━━━ Input material ━━━

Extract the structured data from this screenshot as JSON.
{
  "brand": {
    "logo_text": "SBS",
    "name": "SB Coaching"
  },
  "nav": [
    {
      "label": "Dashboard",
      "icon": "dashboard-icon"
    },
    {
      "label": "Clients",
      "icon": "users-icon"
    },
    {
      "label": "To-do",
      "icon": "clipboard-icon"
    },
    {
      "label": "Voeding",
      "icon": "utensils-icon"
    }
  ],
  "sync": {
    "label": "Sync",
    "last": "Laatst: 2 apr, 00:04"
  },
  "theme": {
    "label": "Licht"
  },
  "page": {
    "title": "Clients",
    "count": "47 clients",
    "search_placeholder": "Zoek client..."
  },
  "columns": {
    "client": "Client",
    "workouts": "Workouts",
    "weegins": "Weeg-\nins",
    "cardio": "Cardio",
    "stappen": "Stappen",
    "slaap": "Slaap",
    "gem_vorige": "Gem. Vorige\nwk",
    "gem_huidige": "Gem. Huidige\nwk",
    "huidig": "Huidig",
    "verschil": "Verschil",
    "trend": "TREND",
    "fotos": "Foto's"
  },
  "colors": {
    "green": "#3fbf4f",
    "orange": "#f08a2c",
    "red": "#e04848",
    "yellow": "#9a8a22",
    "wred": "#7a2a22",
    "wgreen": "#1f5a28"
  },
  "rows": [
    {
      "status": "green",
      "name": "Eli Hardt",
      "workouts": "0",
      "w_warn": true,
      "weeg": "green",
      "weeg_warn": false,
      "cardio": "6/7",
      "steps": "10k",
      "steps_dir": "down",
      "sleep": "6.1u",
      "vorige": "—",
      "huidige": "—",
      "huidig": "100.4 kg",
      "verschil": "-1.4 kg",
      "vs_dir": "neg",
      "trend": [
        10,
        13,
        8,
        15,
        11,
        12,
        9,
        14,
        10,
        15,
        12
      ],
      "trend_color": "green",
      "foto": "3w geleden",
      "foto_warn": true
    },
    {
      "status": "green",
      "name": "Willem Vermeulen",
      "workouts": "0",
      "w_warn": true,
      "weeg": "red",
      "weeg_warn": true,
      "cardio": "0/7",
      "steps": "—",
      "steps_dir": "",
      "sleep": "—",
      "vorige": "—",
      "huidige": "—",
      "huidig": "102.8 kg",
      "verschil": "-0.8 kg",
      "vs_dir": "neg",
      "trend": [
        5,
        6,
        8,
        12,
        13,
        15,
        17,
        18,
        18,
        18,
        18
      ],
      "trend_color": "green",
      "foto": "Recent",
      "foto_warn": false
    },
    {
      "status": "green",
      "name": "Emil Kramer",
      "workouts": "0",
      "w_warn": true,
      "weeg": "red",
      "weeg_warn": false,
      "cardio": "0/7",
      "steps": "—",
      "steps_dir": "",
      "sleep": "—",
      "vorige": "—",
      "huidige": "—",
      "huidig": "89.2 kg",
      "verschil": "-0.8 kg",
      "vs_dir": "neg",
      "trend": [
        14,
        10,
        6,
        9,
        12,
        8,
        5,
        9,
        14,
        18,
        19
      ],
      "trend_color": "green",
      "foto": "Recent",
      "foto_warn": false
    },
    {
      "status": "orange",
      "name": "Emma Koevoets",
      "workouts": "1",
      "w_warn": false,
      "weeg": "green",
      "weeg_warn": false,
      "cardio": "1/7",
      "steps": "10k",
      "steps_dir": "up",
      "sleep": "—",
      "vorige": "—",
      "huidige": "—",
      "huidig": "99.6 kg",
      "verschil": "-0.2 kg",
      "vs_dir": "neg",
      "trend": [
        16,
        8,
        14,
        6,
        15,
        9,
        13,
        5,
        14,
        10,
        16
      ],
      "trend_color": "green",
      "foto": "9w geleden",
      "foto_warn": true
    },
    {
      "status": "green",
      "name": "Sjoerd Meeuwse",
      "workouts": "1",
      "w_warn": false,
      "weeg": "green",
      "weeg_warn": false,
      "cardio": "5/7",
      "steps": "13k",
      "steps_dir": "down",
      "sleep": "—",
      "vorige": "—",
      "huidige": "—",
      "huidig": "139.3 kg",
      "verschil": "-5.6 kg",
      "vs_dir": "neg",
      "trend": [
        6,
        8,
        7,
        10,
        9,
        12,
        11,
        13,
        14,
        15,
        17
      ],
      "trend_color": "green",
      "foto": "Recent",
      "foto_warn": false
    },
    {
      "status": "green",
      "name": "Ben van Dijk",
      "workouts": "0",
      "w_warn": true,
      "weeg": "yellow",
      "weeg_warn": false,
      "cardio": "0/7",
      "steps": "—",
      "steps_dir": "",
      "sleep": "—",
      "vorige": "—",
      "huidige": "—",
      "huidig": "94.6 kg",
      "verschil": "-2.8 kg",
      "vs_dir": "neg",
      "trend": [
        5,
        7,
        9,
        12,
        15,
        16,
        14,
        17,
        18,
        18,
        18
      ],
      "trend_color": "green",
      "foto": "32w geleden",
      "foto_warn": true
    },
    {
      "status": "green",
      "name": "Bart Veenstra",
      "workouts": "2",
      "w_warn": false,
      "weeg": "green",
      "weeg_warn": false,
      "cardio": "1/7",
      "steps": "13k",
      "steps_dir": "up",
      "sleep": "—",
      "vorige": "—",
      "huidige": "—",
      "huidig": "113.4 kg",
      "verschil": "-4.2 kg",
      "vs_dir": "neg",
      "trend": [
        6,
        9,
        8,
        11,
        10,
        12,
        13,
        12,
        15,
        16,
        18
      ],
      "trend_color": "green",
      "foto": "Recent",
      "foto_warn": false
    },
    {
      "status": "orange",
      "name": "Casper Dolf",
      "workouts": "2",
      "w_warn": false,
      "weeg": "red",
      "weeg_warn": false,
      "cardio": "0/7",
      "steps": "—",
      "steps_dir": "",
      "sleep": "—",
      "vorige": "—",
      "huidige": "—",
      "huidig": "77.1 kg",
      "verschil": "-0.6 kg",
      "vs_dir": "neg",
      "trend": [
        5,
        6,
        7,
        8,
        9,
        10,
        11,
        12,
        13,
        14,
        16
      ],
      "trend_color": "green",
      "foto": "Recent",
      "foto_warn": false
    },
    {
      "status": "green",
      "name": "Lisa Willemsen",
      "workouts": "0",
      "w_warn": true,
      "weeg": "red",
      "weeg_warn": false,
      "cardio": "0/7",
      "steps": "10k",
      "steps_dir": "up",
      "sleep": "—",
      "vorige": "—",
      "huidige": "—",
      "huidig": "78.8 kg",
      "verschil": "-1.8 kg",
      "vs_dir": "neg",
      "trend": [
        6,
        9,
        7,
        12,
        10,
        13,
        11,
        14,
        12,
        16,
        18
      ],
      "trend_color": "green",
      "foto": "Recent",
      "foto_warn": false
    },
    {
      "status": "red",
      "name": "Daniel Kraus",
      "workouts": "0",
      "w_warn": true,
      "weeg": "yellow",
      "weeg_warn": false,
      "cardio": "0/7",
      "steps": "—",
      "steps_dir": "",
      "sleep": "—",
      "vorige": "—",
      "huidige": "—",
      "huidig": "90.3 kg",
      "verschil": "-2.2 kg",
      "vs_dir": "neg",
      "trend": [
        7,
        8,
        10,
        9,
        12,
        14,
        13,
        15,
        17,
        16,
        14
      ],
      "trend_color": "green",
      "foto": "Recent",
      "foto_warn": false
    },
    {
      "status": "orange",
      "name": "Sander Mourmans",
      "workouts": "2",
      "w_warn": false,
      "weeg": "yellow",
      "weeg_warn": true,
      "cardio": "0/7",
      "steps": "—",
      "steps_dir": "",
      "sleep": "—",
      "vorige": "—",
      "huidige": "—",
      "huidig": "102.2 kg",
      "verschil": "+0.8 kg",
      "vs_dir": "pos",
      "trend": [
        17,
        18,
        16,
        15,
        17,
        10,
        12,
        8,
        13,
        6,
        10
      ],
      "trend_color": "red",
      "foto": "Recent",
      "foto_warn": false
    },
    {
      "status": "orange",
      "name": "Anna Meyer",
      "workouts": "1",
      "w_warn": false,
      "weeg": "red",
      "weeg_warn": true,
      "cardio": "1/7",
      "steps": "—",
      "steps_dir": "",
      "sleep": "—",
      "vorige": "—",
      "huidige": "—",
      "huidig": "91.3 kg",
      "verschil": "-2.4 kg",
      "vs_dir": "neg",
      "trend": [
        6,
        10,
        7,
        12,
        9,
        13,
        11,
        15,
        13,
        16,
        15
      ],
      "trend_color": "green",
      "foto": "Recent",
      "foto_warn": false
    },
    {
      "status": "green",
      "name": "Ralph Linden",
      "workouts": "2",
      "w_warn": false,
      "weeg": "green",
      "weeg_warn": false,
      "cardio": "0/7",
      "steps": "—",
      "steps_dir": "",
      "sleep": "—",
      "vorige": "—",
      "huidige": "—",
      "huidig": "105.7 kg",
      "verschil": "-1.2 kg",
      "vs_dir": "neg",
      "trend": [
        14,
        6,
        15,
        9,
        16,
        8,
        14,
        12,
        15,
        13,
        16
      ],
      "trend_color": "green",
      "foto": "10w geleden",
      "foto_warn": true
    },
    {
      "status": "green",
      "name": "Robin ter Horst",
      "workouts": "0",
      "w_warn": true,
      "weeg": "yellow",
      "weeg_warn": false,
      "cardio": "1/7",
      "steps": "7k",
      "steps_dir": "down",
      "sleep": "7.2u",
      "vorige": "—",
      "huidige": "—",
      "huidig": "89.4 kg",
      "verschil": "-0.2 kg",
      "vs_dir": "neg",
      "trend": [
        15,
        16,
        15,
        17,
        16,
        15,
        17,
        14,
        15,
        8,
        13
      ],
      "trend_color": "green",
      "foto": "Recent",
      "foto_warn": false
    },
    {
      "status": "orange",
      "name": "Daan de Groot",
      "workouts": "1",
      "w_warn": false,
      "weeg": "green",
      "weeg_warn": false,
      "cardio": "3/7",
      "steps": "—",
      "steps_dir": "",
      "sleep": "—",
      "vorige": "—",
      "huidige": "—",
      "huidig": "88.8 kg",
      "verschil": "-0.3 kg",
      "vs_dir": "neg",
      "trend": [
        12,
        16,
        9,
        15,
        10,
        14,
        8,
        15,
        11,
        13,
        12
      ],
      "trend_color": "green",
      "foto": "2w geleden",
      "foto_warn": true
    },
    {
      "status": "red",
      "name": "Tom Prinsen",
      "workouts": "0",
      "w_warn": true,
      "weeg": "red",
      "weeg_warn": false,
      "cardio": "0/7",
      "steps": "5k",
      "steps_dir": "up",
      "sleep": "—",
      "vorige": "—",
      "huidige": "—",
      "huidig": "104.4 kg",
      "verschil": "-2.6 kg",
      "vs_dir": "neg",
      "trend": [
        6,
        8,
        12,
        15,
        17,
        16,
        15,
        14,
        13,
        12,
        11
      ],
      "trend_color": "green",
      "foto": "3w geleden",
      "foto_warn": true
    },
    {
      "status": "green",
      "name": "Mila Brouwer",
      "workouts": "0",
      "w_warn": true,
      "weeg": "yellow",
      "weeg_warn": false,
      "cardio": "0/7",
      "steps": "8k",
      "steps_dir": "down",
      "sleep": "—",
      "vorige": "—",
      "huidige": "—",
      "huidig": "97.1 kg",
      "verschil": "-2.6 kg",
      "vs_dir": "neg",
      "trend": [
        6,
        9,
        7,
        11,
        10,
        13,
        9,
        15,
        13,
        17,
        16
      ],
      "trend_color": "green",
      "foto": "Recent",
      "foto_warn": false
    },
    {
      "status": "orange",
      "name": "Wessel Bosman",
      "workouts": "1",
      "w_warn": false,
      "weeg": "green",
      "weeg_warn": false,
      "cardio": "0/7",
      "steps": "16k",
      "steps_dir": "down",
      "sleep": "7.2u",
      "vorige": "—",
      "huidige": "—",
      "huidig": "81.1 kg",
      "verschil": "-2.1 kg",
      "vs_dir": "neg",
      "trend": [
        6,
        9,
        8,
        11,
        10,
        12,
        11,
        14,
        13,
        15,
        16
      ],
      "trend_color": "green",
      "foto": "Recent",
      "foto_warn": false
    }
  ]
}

━━━

▶ [The exercise] Collect, from the material above, every line containing the word "icon".

▶ [Result of this exercise]
      "icon": "dashboard-icon"
      "icon": "users-icon"
      "icon": "clipboard-icon"
      "icon": "utensils-icon"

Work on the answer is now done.